*PROMPT*
Copy all the entries below exactly, but not the pictures.

*Stored records*
-.-.-

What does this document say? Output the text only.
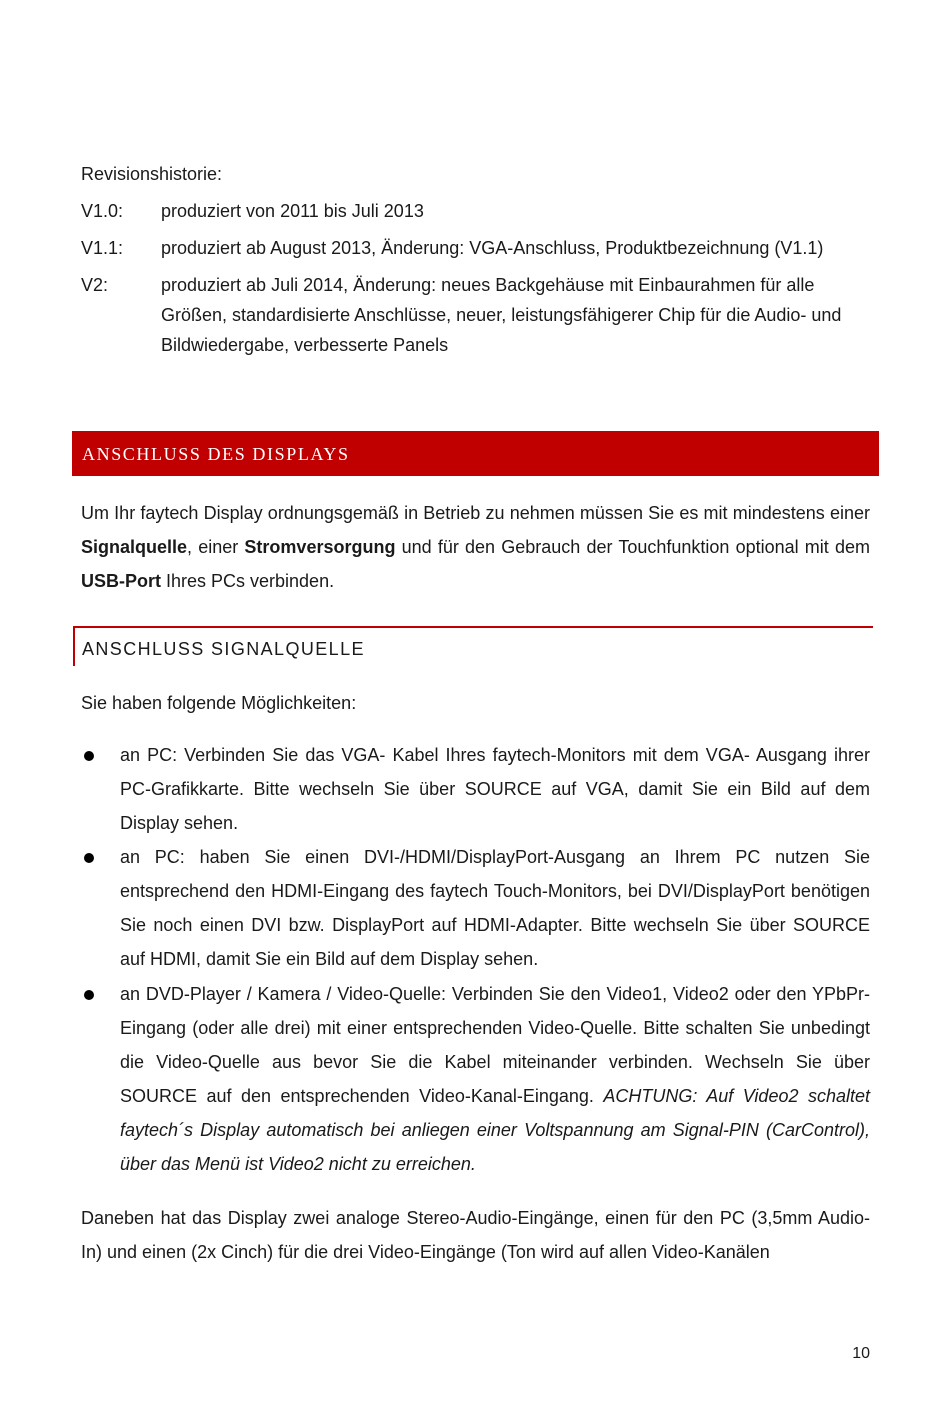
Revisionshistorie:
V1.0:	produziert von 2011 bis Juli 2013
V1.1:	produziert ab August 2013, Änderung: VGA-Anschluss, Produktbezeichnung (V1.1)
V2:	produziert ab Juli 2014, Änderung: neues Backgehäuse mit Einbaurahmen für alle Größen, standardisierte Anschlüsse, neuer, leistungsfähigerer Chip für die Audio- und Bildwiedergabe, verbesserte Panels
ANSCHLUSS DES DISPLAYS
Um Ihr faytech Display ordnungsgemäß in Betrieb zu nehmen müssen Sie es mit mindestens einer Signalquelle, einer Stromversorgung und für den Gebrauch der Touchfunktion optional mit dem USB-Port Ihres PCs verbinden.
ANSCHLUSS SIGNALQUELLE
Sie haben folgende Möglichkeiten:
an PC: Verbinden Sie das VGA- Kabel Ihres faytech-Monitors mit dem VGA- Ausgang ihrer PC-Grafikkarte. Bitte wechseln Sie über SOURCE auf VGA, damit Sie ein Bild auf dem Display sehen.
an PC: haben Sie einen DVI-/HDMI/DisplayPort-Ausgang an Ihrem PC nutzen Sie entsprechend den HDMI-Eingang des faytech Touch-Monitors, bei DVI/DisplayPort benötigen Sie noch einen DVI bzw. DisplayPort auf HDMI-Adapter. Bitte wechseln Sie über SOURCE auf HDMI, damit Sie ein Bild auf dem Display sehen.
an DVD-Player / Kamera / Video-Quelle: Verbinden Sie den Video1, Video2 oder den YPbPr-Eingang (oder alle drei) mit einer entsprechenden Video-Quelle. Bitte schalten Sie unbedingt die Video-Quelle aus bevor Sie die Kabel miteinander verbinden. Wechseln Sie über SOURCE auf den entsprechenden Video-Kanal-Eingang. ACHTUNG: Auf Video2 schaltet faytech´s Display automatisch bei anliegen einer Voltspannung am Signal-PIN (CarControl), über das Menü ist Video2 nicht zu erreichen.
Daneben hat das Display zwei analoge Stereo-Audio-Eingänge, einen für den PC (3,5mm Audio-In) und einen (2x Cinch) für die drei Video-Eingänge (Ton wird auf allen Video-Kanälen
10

-.-.-

*OUTPUT BELOW*
What does this document say? Output the text only.
Revisionshistorie:
V1.0:	produziert von 2011 bis Juli 2013
V1.1:	produziert ab August 2013, Änderung: VGA-Anschluss, Produktbezeichnung (V1.1)
V2:	produziert ab Juli 2014, Änderung: neues Backgehäuse mit Einbaurahmen für alle Größen, standardisierte Anschlüsse, neuer, leistungsfähigerer Chip für die Audio- und Bildwiedergabe, verbesserte Panels
ANSCHLUSS DES DISPLAYS
Um Ihr faytech Display ordnungsgemäß in Betrieb zu nehmen müssen Sie es mit mindestens einer Signalquelle, einer Stromversorgung und für den Gebrauch der Touchfunktion optional mit dem USB-Port Ihres PCs verbinden.
ANSCHLUSS SIGNALQUELLE
Sie haben folgende Möglichkeiten:
an PC: Verbinden Sie das VGA- Kabel Ihres faytech-Monitors mit dem VGA- Ausgang ihrer PC-Grafikkarte. Bitte wechseln Sie über SOURCE auf VGA, damit Sie ein Bild auf dem Display sehen.
an PC: haben Sie einen DVI-/HDMI/DisplayPort-Ausgang an Ihrem PC nutzen Sie entsprechend den HDMI-Eingang des faytech Touch-Monitors, bei DVI/DisplayPort benötigen Sie noch einen DVI bzw. DisplayPort auf HDMI-Adapter. Bitte wechseln Sie über SOURCE auf HDMI, damit Sie ein Bild auf dem Display sehen.
an DVD-Player / Kamera / Video-Quelle: Verbinden Sie den Video1, Video2 oder den YPbPr-Eingang (oder alle drei) mit einer entsprechenden Video-Quelle. Bitte schalten Sie unbedingt die Video-Quelle aus bevor Sie die Kabel miteinander verbinden. Wechseln Sie über SOURCE auf den entsprechenden Video-Kanal-Eingang. ACHTUNG: Auf Video2 schaltet faytech´s Display automatisch bei anliegen einer Voltspannung am Signal-PIN (CarControl), über das Menü ist Video2 nicht zu erreichen.
Daneben hat das Display zwei analoge Stereo-Audio-Eingänge, einen für den PC (3,5mm Audio-In) und einen (2x Cinch) für die drei Video-Eingänge (Ton wird auf allen Video-Kanälen
10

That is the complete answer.